Each entry below is to be duplicated verbatim.

____ INFORMATION SHOWN

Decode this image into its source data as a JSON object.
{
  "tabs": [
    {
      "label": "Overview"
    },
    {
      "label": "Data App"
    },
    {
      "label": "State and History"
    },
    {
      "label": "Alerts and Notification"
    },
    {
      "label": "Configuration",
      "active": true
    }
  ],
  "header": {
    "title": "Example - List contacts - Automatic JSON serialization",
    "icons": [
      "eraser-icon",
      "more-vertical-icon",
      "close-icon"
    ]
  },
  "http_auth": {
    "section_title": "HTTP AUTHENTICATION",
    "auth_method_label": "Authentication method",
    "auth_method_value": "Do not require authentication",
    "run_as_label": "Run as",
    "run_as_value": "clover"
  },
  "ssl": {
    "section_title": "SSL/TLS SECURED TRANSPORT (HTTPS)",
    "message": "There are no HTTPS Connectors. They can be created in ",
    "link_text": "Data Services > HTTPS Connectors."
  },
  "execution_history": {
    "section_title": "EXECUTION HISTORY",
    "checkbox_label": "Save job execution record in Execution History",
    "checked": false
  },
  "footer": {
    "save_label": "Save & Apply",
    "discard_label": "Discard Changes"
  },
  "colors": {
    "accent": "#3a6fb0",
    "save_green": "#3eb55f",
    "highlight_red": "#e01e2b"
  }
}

________

§ **FINAL ANSWER**
Decode this image into its source data as a JSON object.
{
  "tabs": [
    {
      "label": "Overview"
    },
    {
      "label": "Data App"
    },
    {
      "label": "State and History"
    },
    {
      "label": "Alerts and Notification"
    },
    {
      "label": "Configuration",
      "active": true
    }
  ],
  "header": {
    "title": "Example - List contacts - Automatic JSON serialization",
    "icons": [
      "eraser-icon",
      "more-vertical-icon",
      "close-icon"
    ]
  },
  "http_auth": {
    "section_title": "HTTP AUTHENTICATION",
    "auth_method_label": "Authentication method",
    "auth_method_value": "Do not require authentication",
    "run_as_label": "Run as",
    "run_as_value": "clover"
  },
  "ssl": {
    "section_title": "SSL/TLS SECURED TRANSPORT (HTTPS)",
    "message": "There are no HTTPS Connectors. They can be created in ",
    "link_text": "Data Services > HTTPS Connectors."
  },
  "execution_history": {
    "section_title": "EXECUTION HISTORY",
    "checkbox_label": "Save job execution record in Execution History",
    "checked": false
  },
  "footer": {
    "save_label": "Save & Apply",
    "discard_label": "Discard Changes"
  },
  "colors": {
    "accent": "#3a6fb0",
    "save_green": "#3eb55f",
    "highlight_red": "#e01e2b"
  }
}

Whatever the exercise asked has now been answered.